| Aim |
In the data, extract each line that holds the string "image".

| Dataset records |
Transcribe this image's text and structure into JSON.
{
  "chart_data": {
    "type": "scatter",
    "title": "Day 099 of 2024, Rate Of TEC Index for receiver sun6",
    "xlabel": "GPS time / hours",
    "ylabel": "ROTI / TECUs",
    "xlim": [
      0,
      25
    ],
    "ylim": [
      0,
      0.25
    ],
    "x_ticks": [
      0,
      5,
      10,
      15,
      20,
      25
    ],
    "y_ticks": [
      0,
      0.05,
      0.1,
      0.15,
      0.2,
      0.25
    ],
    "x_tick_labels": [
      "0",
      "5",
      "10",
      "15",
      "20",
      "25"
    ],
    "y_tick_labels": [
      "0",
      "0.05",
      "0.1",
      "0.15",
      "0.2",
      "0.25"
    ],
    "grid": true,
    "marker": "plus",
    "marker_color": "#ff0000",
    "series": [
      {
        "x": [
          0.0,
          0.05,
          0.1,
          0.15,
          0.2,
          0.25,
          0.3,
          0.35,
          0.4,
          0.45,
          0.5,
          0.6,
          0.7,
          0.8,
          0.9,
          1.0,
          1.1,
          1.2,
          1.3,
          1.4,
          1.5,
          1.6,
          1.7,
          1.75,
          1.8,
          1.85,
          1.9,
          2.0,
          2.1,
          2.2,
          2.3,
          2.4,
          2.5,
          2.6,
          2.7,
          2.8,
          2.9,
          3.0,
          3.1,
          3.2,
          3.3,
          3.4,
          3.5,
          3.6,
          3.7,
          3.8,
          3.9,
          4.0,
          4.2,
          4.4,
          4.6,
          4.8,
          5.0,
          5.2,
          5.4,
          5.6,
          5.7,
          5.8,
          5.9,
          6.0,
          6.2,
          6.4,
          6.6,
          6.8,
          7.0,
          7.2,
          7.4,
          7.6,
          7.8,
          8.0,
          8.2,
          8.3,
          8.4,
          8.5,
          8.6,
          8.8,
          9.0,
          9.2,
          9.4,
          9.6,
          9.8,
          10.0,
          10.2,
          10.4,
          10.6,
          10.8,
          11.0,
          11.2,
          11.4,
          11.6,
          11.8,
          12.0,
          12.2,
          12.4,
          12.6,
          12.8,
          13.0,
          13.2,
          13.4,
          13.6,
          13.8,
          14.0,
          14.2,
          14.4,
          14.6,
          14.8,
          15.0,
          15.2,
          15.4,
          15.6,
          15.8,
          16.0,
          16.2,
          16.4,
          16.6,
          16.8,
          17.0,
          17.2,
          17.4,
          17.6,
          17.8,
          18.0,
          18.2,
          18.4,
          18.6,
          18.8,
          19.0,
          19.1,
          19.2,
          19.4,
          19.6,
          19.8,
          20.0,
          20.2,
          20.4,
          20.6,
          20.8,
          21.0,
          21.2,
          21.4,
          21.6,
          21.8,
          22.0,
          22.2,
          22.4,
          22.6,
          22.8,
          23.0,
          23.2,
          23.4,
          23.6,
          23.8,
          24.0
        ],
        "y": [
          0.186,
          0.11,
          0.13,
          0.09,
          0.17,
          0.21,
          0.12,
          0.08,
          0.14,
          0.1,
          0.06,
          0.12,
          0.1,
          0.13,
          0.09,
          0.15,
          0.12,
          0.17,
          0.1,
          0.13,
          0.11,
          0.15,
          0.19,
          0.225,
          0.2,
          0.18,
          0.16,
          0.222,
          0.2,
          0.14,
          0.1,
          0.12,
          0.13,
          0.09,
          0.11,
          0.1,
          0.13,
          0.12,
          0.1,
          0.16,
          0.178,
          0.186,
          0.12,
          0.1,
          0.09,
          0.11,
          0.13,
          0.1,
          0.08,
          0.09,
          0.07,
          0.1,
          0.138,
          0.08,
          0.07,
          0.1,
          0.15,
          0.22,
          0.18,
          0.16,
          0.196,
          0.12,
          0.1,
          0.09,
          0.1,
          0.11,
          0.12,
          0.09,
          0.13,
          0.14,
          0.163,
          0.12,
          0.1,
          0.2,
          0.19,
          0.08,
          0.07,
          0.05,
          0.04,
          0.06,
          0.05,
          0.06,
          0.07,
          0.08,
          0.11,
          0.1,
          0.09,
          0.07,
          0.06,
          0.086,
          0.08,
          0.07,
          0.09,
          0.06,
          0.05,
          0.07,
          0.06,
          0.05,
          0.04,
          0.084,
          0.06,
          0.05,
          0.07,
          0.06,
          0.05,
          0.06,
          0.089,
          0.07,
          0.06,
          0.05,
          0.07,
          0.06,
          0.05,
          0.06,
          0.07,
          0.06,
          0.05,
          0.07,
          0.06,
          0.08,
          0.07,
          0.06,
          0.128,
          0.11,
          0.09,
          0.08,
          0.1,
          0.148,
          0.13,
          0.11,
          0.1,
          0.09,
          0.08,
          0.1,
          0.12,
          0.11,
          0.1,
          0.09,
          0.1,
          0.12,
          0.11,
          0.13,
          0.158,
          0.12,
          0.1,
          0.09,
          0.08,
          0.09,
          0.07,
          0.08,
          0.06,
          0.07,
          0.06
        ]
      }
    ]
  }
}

...

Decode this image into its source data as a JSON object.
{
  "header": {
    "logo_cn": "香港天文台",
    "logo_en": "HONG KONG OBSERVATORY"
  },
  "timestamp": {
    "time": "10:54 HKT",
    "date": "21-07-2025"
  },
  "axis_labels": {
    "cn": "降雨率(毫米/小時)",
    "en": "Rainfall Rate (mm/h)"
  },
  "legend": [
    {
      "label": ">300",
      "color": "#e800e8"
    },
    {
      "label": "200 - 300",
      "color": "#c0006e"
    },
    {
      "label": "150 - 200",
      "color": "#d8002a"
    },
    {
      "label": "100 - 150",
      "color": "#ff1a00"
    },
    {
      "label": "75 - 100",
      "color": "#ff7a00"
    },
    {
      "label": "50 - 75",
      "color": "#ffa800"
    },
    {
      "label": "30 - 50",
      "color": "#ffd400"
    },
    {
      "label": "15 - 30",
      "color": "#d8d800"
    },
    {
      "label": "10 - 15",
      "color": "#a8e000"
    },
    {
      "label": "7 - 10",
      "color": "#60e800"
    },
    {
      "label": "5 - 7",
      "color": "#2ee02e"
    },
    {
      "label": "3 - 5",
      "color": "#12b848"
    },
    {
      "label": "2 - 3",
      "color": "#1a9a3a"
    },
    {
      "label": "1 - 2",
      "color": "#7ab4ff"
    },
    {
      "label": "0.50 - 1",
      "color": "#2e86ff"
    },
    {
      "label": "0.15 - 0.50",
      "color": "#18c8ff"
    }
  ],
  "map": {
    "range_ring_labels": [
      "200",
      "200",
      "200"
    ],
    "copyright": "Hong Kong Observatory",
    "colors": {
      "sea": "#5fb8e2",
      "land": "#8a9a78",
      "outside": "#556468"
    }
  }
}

| Result for this exercise |
Transcribe this image's text and structure into JSON.
Decode this image into its source data as a JSON object.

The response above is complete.